Material supplied »
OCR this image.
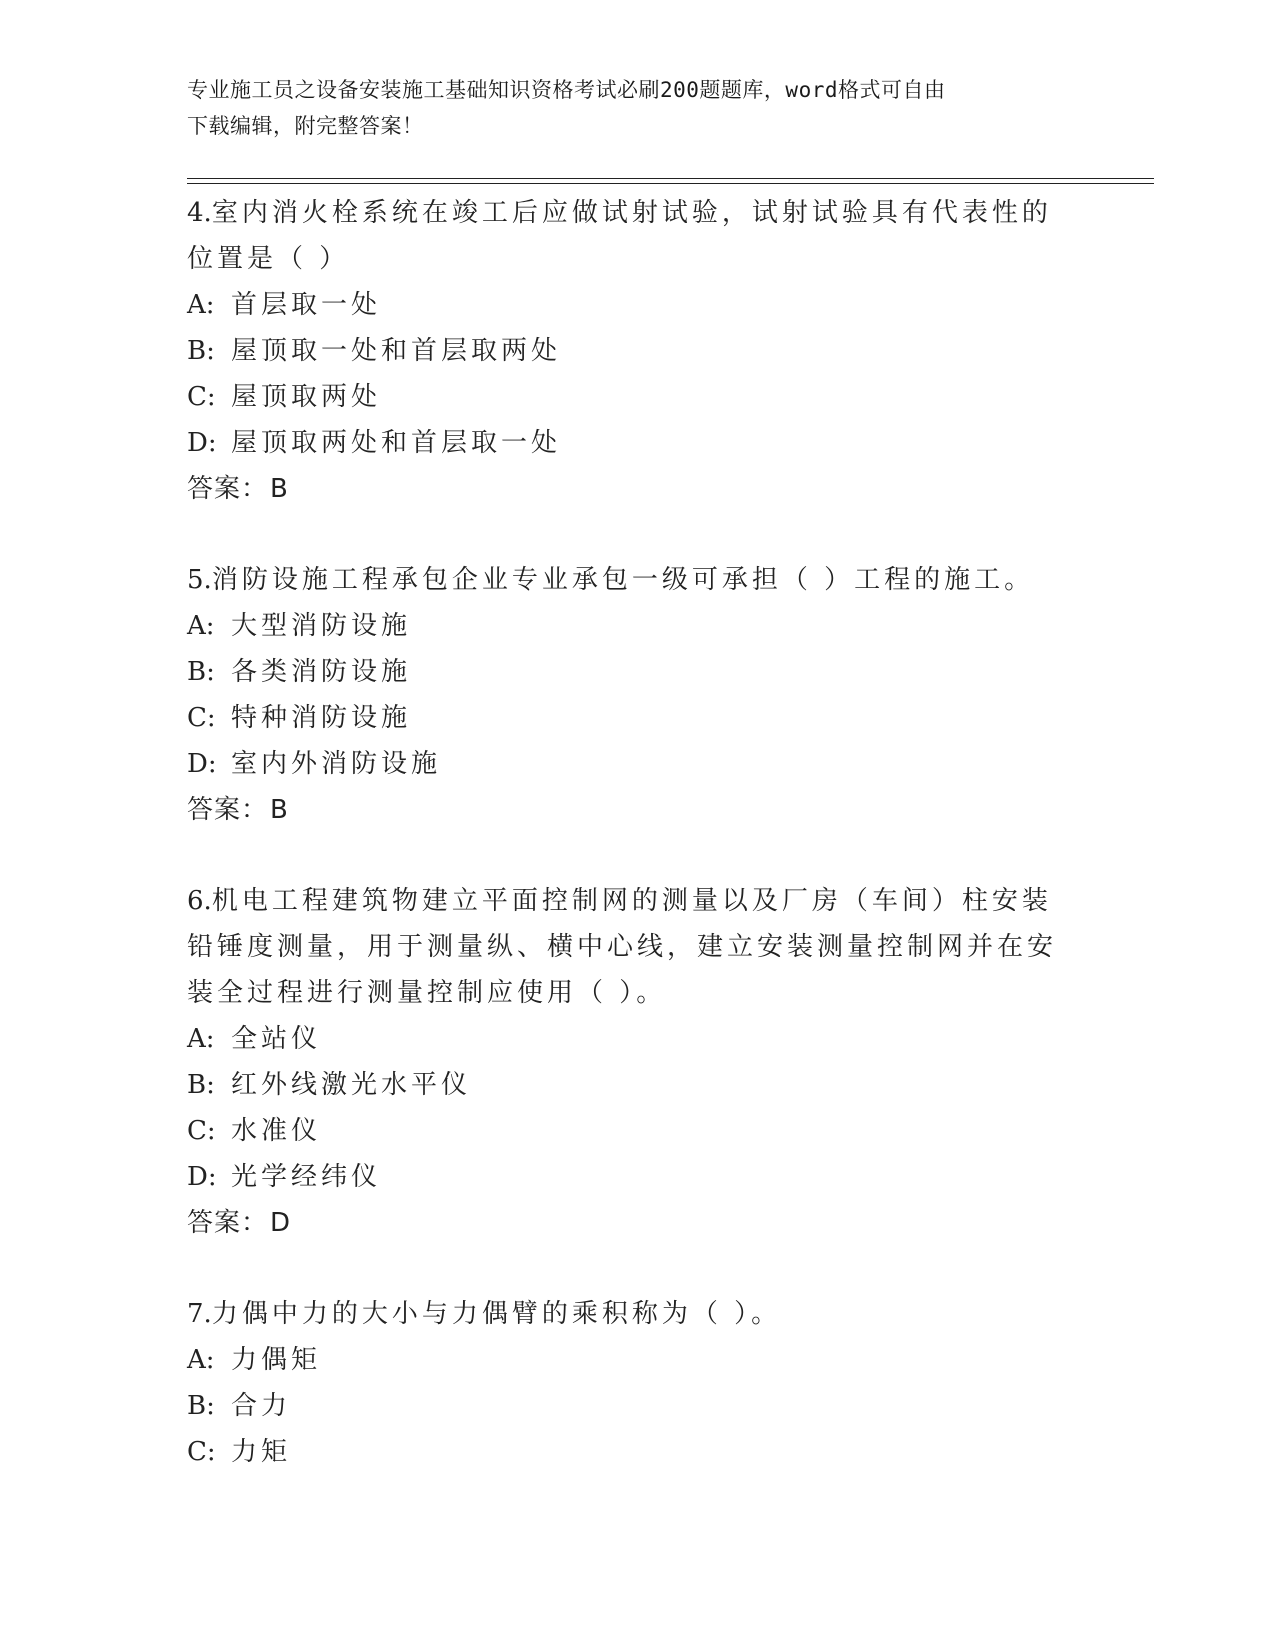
专业施工员之设备安装施工基础知识资格考试必刷200题题库，word格式可自由
下载编辑，附完整答案！
4.室内消火栓系统在竣工后应做试射试验，试射试验具有代表性的位置是（ ）
A: 首层取一处
B: 屋顶取一处和首层取两处
C: 屋顶取两处
D: 屋顶取两处和首层取一处
答案：B
5.消防设施工程承包企业专业承包一级可承担（ ）工程的施工。
A: 大型消防设施
B: 各类消防设施
C: 特种消防设施
D: 室内外消防设施
答案：B
6.机电工程建筑物建立平面控制网的测量以及厂房（车间）柱安装铅锤度测量，用于测量纵、横中心线，建立安装测量控制网并在安装全过程进行测量控制应使用（ ）。
A: 全站仪
B: 红外线激光水平仪
C: 水准仪
D: 光学经纬仪
答案：D
7.力偶中力的大小与力偶臂的乘积称为（ ）。
A: 力偶矩
B: 合力
C: 力矩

What you are asked to do » Return each line exactly as written. Any picture gets left out.

Result »
OCR this image.
专业施工员之设备安装施工基础知识资格考试必刷200题题库，word格式可自由
下载编辑，附完整答案！
4.室内消火栓系统在竣工后应做试射试验，试射试验具有代表性的位置是（ ）
A: 首层取一处
B: 屋顶取一处和首层取两处
C: 屋顶取两处
D: 屋顶取两处和首层取一处
答案：B
5.消防设施工程承包企业专业承包一级可承担（ ）工程的施工。
A: 大型消防设施
B: 各类消防设施
C: 特种消防设施
D: 室内外消防设施
答案：B
6.机电工程建筑物建立平面控制网的测量以及厂房（车间）柱安装铅锤度测量，用于测量纵、横中心线，建立安装测量控制网并在安装全过程进行测量控制应使用（ ）。
A: 全站仪
B: 红外线激光水平仪
C: 水准仪
D: 光学经纬仪
答案：D
7.力偶中力的大小与力偶臂的乘积称为（ ）。
A: 力偶矩
B: 合力
C: 力矩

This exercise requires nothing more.